Recast each line of the entries below as a JSON list of strings, one string per line, with blank lines left out.

**Dataset records**
++++++++++

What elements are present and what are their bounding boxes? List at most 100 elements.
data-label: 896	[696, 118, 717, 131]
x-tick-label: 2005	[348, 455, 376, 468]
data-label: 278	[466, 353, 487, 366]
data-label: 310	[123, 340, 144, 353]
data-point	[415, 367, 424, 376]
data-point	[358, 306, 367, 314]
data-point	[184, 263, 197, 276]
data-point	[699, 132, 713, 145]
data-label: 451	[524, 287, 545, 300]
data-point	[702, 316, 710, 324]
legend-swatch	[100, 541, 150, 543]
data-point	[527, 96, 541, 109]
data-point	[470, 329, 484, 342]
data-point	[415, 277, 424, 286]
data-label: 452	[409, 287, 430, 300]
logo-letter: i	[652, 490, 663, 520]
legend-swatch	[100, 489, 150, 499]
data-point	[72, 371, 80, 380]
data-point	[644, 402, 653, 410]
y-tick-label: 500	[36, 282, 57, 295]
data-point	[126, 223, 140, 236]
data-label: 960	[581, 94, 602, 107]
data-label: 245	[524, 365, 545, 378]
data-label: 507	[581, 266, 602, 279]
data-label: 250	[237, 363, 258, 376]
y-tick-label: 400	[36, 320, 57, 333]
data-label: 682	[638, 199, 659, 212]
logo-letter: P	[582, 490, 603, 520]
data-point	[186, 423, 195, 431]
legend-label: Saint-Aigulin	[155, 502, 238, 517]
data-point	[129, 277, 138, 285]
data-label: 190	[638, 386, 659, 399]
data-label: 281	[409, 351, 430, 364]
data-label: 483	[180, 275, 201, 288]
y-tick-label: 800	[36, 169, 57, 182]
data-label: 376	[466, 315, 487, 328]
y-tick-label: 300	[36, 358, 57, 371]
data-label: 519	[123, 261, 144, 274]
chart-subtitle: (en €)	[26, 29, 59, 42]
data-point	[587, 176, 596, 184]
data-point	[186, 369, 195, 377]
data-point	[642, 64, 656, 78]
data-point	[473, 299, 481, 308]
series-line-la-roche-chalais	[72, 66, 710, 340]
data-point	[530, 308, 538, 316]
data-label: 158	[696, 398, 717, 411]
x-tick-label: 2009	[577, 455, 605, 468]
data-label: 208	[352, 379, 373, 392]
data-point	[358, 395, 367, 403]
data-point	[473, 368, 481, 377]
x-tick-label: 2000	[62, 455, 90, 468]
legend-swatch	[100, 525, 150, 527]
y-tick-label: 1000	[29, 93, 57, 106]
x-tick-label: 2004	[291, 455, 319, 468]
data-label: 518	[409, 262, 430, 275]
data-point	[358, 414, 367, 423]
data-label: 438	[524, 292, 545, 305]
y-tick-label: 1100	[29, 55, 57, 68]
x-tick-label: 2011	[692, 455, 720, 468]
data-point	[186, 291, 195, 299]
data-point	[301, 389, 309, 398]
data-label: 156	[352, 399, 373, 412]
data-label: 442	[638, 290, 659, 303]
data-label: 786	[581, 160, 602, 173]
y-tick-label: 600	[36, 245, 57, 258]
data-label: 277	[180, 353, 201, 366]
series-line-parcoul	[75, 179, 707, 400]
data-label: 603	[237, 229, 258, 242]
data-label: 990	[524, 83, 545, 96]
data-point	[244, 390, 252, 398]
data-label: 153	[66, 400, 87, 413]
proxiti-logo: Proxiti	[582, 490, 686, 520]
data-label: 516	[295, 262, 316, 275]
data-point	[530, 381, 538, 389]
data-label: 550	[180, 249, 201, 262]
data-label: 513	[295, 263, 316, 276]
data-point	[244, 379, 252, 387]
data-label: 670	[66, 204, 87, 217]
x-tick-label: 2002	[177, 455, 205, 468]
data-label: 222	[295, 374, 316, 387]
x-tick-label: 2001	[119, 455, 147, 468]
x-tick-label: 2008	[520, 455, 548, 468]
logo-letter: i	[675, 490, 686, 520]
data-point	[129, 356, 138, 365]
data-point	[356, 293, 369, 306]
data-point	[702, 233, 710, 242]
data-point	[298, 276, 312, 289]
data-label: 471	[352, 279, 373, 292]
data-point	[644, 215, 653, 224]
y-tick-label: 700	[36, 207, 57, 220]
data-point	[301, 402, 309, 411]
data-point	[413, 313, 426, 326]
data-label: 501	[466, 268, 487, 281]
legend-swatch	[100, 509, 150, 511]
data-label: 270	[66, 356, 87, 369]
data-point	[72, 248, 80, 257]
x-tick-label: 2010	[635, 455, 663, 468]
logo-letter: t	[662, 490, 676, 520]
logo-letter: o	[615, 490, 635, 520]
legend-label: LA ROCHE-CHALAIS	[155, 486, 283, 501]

++++++++++

**Exercise output**
[
  "What elements are present and what are their bounding boxes? List at most 100 elements.",
  "data-label: 896\t[696, 118, 717, 131]",
  "x-tick-label: 2005\t[348, 455, 376, 468]",
  "data-label: 278\t[466, 353, 487, 366]",
  "data-label: 310\t[123, 340, 144, 353]",
  "data-point\t[415, 367, 424, 376]",
  "data-point\t[358, 306, 367, 314]",
  "data-point\t[184, 263, 197, 276]",
  "data-point\t[699, 132, 713, 145]",
  "data-label: 451\t[524, 287, 545, 300]",
  "data-point\t[702, 316, 710, 324]",
  "legend-swatch\t[100, 541, 150, 543]",
  "data-point\t[527, 96, 541, 109]",
  "data-point\t[470, 329, 484, 342]",
  "data-point\t[415, 277, 424, 286]",
  "data-label: 452\t[409, 287, 430, 300]",
  "logo-letter: i\t[652, 490, 663, 520]",
  "legend-swatch\t[100, 489, 150, 499]",
  "data-point\t[72, 371, 80, 380]",
  "data-point\t[644, 402, 653, 410]",
  "y-tick-label: 500\t[36, 282, 57, 295]",
  "data-point\t[126, 223, 140, 236]",
  "data-label: 960\t[581, 94, 602, 107]",
  "data-label: 245\t[524, 365, 545, 378]",
  "data-label: 507\t[581, 266, 602, 279]",
  "data-label: 250\t[237, 363, 258, 376]",
  "y-tick-label: 400\t[36, 320, 57, 333]",
  "data-label: 682\t[638, 199, 659, 212]",
  "logo-letter: P\t[582, 490, 603, 520]",
  "data-point\t[186, 423, 195, 431]",
  "legend-label: Saint-Aigulin\t[155, 502, 238, 517]",
  "data-point\t[129, 277, 138, 285]",
  "data-label: 190\t[638, 386, 659, 399]",
  "data-label: 281\t[409, 351, 430, 364]",
  "data-label: 483\t[180, 275, 201, 288]",
  "y-tick-label: 800\t[36, 169, 57, 182]",
  "data-label: 376\t[466, 315, 487, 328]",
  "y-tick-label: 300\t[36, 358, 57, 371]",
  "data-label: 519\t[123, 261, 144, 274]",
  "chart-subtitle: (en €)\t[26, 29, 59, 42]",
  "data-point\t[587, 176, 596, 184]",
  "data-point\t[186, 369, 195, 377]",
  "data-point\t[642, 64, 656, 78]",
  "data-point\t[473, 299, 481, 308]",
  "series-line-la-roche-chalais\t[72, 66, 710, 340]",
  "data-point\t[530, 308, 538, 316]",
  "data-label: 158\t[696, 398, 717, 411]",
  "x-tick-label: 2009\t[577, 455, 605, 468]",
  "data-label: 208\t[352, 379, 373, 392]",
  "data-point\t[358, 395, 367, 403]",
  "data-point\t[473, 368, 481, 377]",
  "x-tick-label: 2000\t[62, 455, 90, 468]",
  "legend-swatch\t[100, 525, 150, 527]",
  "y-tick-label: 1000\t[29, 93, 57, 106]",
  "x-tick-label: 2004\t[291, 455, 319, 468]",
  "data-label: 518\t[409, 262, 430, 275]",
  "data-point\t[358, 414, 367, 423]",
  "data-label: 438\t[524, 292, 545, 305]",
  "y-tick-label: 1100\t[29, 55, 57, 68]",
  "x-tick-label: 2011\t[692, 455, 720, 468]",
  "data-point\t[186, 291, 195, 299]",
  "data-point\t[301, 389, 309, 398]",
  "data-label: 156\t[352, 399, 373, 412]",
  "data-label: 442\t[638, 290, 659, 303]",
  "data-label: 786\t[581, 160, 602, 173]",
  "y-tick-label: 600\t[36, 245, 57, 258]",
  "data-label: 277\t[180, 353, 201, 366]",
  "series-line-parcoul\t[75, 179, 707, 400]",
  "data-label: 603\t[237, 229, 258, 242]",
  "data-label: 990\t[524, 83, 545, 96]",
  "data-point\t[244, 390, 252, 398]",
  "data-label: 153\t[66, 400, 87, 413]",
  "proxiti-logo: Proxiti\t[582, 490, 686, 520]",
  "data-label: 516\t[295, 262, 316, 275]",
  "data-point\t[530, 381, 538, 389]",
  "data-label: 550\t[180, 249, 201, 262]",
  "data-label: 513\t[295, 263, 316, 276]",
  "data-point\t[244, 379, 252, 387]",
  "data-label: 670\t[66, 204, 87, 217]",
  "x-tick-label: 2002\t[177, 455, 205, 468]",
  "data-label: 222\t[295, 374, 316, 387]",
  "x-tick-label: 2001\t[119, 455, 147, 468]",
  "x-tick-label: 2008\t[520, 455, 548, 468]",
  "logo-letter: i\t[675, 490, 686, 520]",
  "data-point\t[129, 356, 138, 365]",
  "data-point\t[356, 293, 369, 306]",
  "data-point\t[702, 233, 710, 242]",
  "data-point\t[298, 276, 312, 289]",
  "data-label: 471\t[352, 279, 373, 292]",
  "data-point\t[644, 215, 653, 224]",
  "y-tick-label: 700\t[36, 207, 57, 220]",
  "data-point\t[301, 402, 309, 411]",
  "data-point\t[413, 313, 426, 326]",
  "data-label: 501\t[466, 268, 487, 281]",
  "legend-swatch\t[100, 509, 150, 511]",
  "data-label: 270\t[66, 356, 87, 369]",
  "data-point\t[72, 248, 80, 257]",
  "x-tick-label: 2010\t[635, 455, 663, 468]",
  "logo-letter: t\t[662, 490, 676, 520]",
  "logo-letter: o\t[615, 490, 635, 520]",
  "legend-label: LA ROCHE-CHALAIS\t[155, 486, 283, 501]"
]